• **Written problem A**
Reproduce the passage of the programming advice text that begins with the words "IME Windows is" and ends after the words "box (e.g. Virtualbox).".
• **Written problem B**
Transcribe the lines of the listing from the line containing "menu-firefox[interactable]: Firefox: [26, 3, 49, 10]" through the line containing "bookmark-star-icon[interactable]: ☆: [1166, 38, 1173, 47]", both included, and nothing else.

• **Provided text**
────────────────
Our brains are smart. They don't want to waste energy learning pointless things. If you don't have goals, you won't have a drive to program. You have to want to do something that there is no existing software to build. This will give you the incentive to learn. If you don't have goals, the rest is a waste.

2. Migrate to a developer friendly operating system.

IME Windows is not developer friendly. It is designed to cocoon the user in a gui that hides the underlying mechanism of how things work. So if you use Windows, it is best to learn a Unix based operating system. For example, Ubuntu or other Linux, Mac OSX, or a BSD (e.g. FreeBSD).

All the programming wizards I knew in college used Linux on their home PC, without exception. This was back in the late 1990s, so it was no small feat. I wanted to be like them, and eventually Ubuntu made it easy enough that I could overcome my own Windows induced laziness. So I recommend migrating to Ubuntu, and hanging out on ubuntuforums. Likely, you will need to migrate fully. If you must run Windows, have it be from VM in your Ubuntu box (e.g. Virtualbox).
────────────────
• **Records for this task**
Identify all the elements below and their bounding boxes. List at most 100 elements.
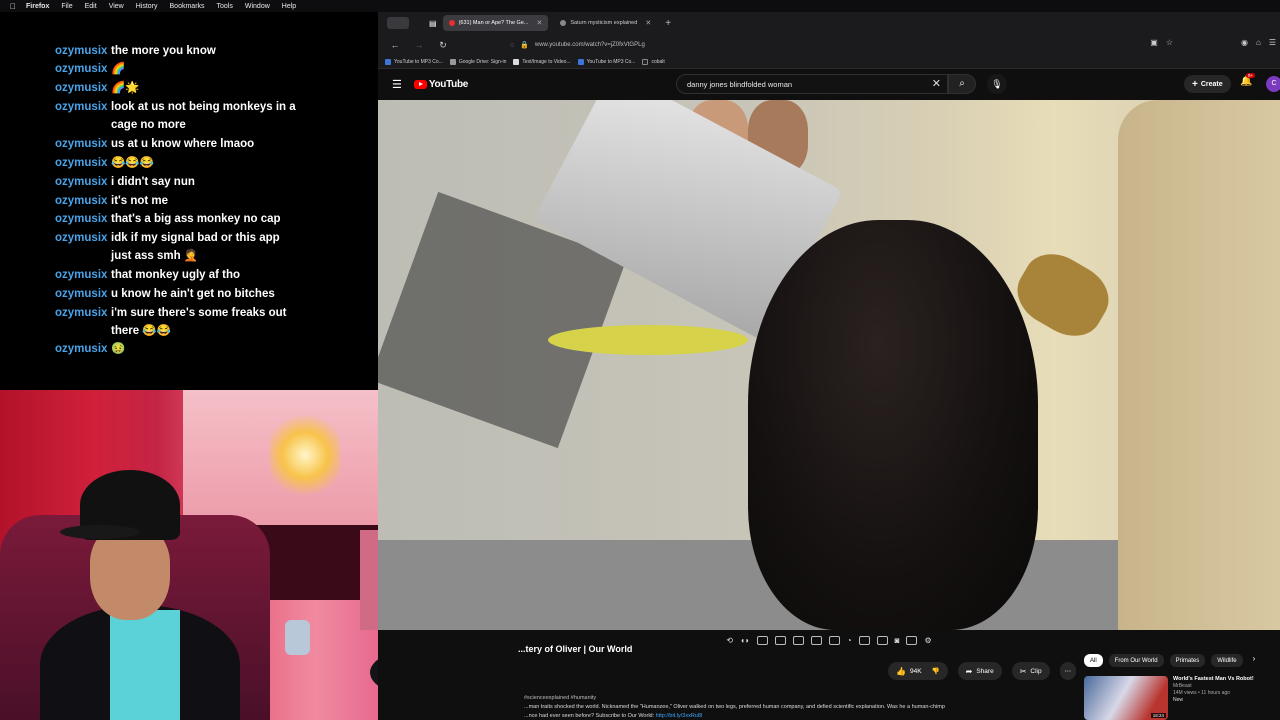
menu-firefox[interactable]: Firefox: [26, 3, 49, 10]
close-tab-icon[interactable]: ✕: [536, 19, 542, 27]
bookmark-item[interactable]: cobalt: [642, 59, 665, 65]
chat-message: ozymusix i'm sure there's some freaks out…: [55, 304, 355, 340]
reader-view-icon[interactable]: ▣: [1150, 38, 1158, 47]
share-icon: ➦: [965, 666, 973, 676]
video-description[interactable]: #scienceexplained #humanity ...man trait…: [524, 694, 1064, 720]
bookmark-star-icon[interactable]: ☆: [1166, 38, 1173, 47]
subscribe-link[interactable]: http://bit.ly/3xxRu8I: [656, 713, 703, 719]
chat-text: u know he ain't get no bitches: [111, 288, 275, 300]
chip-all[interactable]: All: [1084, 654, 1103, 667]
clear-search-icon[interactable]: ✕: [932, 77, 941, 90]
search-value: danny jones blindfolded woman: [687, 79, 793, 89]
bookmark-label: Text/Image to Video...: [522, 59, 571, 65]
chat-username: ozymusix: [55, 157, 108, 169]
url-bar[interactable]: ◌ 🔒 www.youtube.com/watch?v=jZ0fxVtGPLg: [510, 38, 1110, 52]
tab-saturn[interactable]: Saturn mysticism explained ✕: [554, 15, 657, 31]
bookmark-favicon-icon: [513, 59, 520, 65]
sidebar-toggle-button[interactable]: [387, 17, 409, 29]
menu-icon[interactable]: ☰: [1269, 38, 1276, 47]
plus-icon: +: [1192, 78, 1198, 90]
reload-icon[interactable]: ↻: [436, 40, 450, 51]
youtube-logo-text: YouTube: [428, 79, 469, 90]
share-button[interactable]: ➦ Share: [957, 662, 1002, 680]
chat-text: i'm sure there's some freaks out there 😂…: [111, 307, 287, 337]
description-tags[interactable]: #scienceexplained #humanity: [524, 694, 1064, 703]
tab-overview-icon[interactable]: ▤: [429, 19, 437, 28]
voice-search-button[interactable]: 🎙: [987, 74, 1007, 94]
notifications-button[interactable]: 🔔 9+: [1240, 73, 1256, 87]
firefox-window: ▤ (631) Man or Ape? The Ge... ✕ Saturn m…: [378, 12, 1280, 720]
thumbs-up-icon: 👍: [896, 666, 906, 676]
recommended-stats: 14M views • 11 hours ago: [1173, 690, 1230, 696]
clip-button[interactable]: ✂ Clip: [1011, 662, 1050, 680]
search-input[interactable]: danny jones blindfolded woman ✕: [676, 74, 948, 94]
menu-window[interactable]: Window: [245, 3, 270, 10]
toolbar-right: ▣ ☆ ◉ ⌂ ☰: [1150, 38, 1276, 47]
chat-message: ozymusix 😂😂😂: [55, 154, 355, 172]
recommended-title[interactable]: World's Fastest Man Vs Robot!: [1173, 676, 1278, 683]
bookmark-item[interactable]: Text/Image to Video...: [513, 59, 571, 65]
chat-username: ozymusix: [55, 343, 108, 355]
video-thumbnail[interactable]: 18:24: [1084, 676, 1168, 720]
chat-text: idk if my signal bad or this app just as…: [111, 232, 280, 262]
chat-message: ozymusix 🌈🌟: [55, 79, 355, 97]
create-button[interactable]: + Create: [1184, 75, 1231, 93]
menu-view[interactable]: View: [109, 3, 124, 10]
hamburger-menu-icon[interactable]: ☰: [392, 78, 402, 91]
more-actions-button[interactable]: ⋯: [1059, 662, 1077, 680]
menu-help[interactable]: Help: [282, 3, 296, 10]
avatar[interactable]: C: [1266, 76, 1280, 92]
menu-history[interactable]: History: [136, 3, 158, 10]
chat-username: ozymusix: [55, 45, 108, 57]
chat-text: look at us not being monkeys in a cage n…: [111, 101, 296, 131]
chevron-right-icon[interactable]: ›: [1253, 654, 1256, 667]
apple-icon[interactable]: : [6, 2, 20, 11]
youtube-play-icon: [413, 80, 427, 89]
favicon-icon: [560, 20, 567, 26]
chat-text: 🌈🌟: [111, 82, 140, 94]
lock-icon[interactable]: 🔒: [520, 41, 529, 49]
tab-label: (631) Man or Ape? The Ge...: [458, 20, 529, 26]
bookmark-item[interactable]: Google Drive: Sign-in: [449, 59, 506, 65]
search-button[interactable]: ⌕: [948, 74, 976, 94]
video-player[interactable]: [378, 100, 1280, 630]
tab-bar: ▤ (631) Man or Ape? The Ge... ✕ Saturn m…: [378, 12, 1280, 34]
menu-edit[interactable]: Edit: [85, 3, 97, 10]
account-icon[interactable]: ◉: [1241, 38, 1248, 47]
bookmark-item[interactable]: YouTube to MP3 Co...: [385, 59, 443, 65]
new-tab-icon[interactable]: +: [665, 18, 671, 29]
chip-primates[interactable]: Primates: [1169, 654, 1206, 667]
chat-message: ozymusix i didn't say nun: [55, 173, 355, 191]
menu-file[interactable]: File: [61, 3, 72, 10]
chat-message: ozymusix 🌈: [55, 60, 355, 78]
chip-wildlife[interactable]: Wildlife: [1211, 654, 1243, 667]
nav-bar: ← → ↻ ◌ 🔒 www.youtube.com/watch?v=jZ0fxV…: [378, 34, 1280, 56]
screen:  Firefox File Edit View History Bookmar…: [0, 0, 1280, 720]
recommended-video[interactable]: 18:24 World's Fastest Man Vs Robot! MrBe…: [1084, 676, 1280, 720]
extensions-icon[interactable]: ⌂: [1256, 38, 1261, 47]
chat-message: ozymusix idk if my signal bad or this app…: [55, 229, 355, 265]
streamer-shirt: [110, 610, 180, 720]
chat-message: ozymusix u know he ain't get no bitches: [55, 285, 355, 303]
forward-icon[interactable]: →: [412, 40, 426, 50]
chat-username: ozymusix: [55, 307, 108, 319]
thumbs-down-icon[interactable]: 👎: [932, 667, 940, 675]
tab-youtube[interactable]: (631) Man or Ape? The Ge... ✕: [442, 15, 549, 31]
menu-tools[interactable]: Tools: [217, 3, 233, 10]
recommended-channel[interactable]: MrBeast: [1173, 683, 1278, 690]
bookmarks-bar: YouTube to MP3 Co... Google Drive: Sign-…: [378, 56, 1280, 69]
shield-icon[interactable]: ◌: [510, 42, 514, 49]
stream-chat: ozymusix the more you know ozymusix 🌈 ozym…: [0, 12, 378, 390]
chat-text: 🤢: [111, 343, 126, 355]
youtube-logo[interactable]: YouTube: [413, 79, 469, 90]
bookmark-item[interactable]: YouTube to MP3 Co...: [577, 59, 635, 65]
chip-from-our-world[interactable]: From Our World: [1108, 654, 1164, 667]
menu-bookmarks[interactable]: Bookmarks: [170, 3, 205, 10]
back-icon[interactable]: ←: [388, 40, 402, 50]
chat-text: i didn't say nun: [111, 176, 195, 188]
related-filter-chips: All From Our World Primates Wildlife ›: [1084, 654, 1255, 667]
like-button[interactable]: 👍 94K 👎: [888, 662, 948, 680]
chat-text: the more you know: [111, 45, 216, 57]
chat-message: ozymusix us at u know where lmaoo: [55, 135, 355, 153]
close-tab-icon[interactable]: ✕: [645, 19, 651, 27]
────────────────
• **Complete response A**
IME Windows is not developer friendly. It is designed to cocoon the user in a gui that hides the underlying mechanism of how things work. So if you use Windows, it is best to learn a Unix based operating system. For example, Ubuntu or other Linux, Mac OSX, or a BSD (e.g. FreeBSD).

All the programming wizards I knew in college used Linux on their home PC, without exception. This was back in the late 1990s, so it was no small feat. I wanted to be like them, and eventually Ubuntu made it easy enough that I could overcome my own Windows induced laziness. So I recommend migrating to Ubuntu, and hanging out on ubuntuforums. Likely, you will need to migrate fully. If you must run Windows, have it be from VM in your Ubuntu box (e.g. Virtualbox).

• **Complete response B**
menu-firefox[interactable]: Firefox: [26, 3, 49, 10]
close-tab-icon[interactable]: ✕: [536, 19, 542, 27]
bookmark-item[interactable]: cobalt: [642, 59, 665, 65]
chat-message: ozymusix i'm sure there's some freaks out…: [55, 304, 355, 340]
reader-view-icon[interactable]: ▣: [1150, 38, 1158, 47]
share-icon: ➦: [965, 666, 973, 676]
video-description[interactable]: #scienceexplained #humanity ...man trait…: [524, 694, 1064, 720]
bookmark-star-icon[interactable]: ☆: [1166, 38, 1173, 47]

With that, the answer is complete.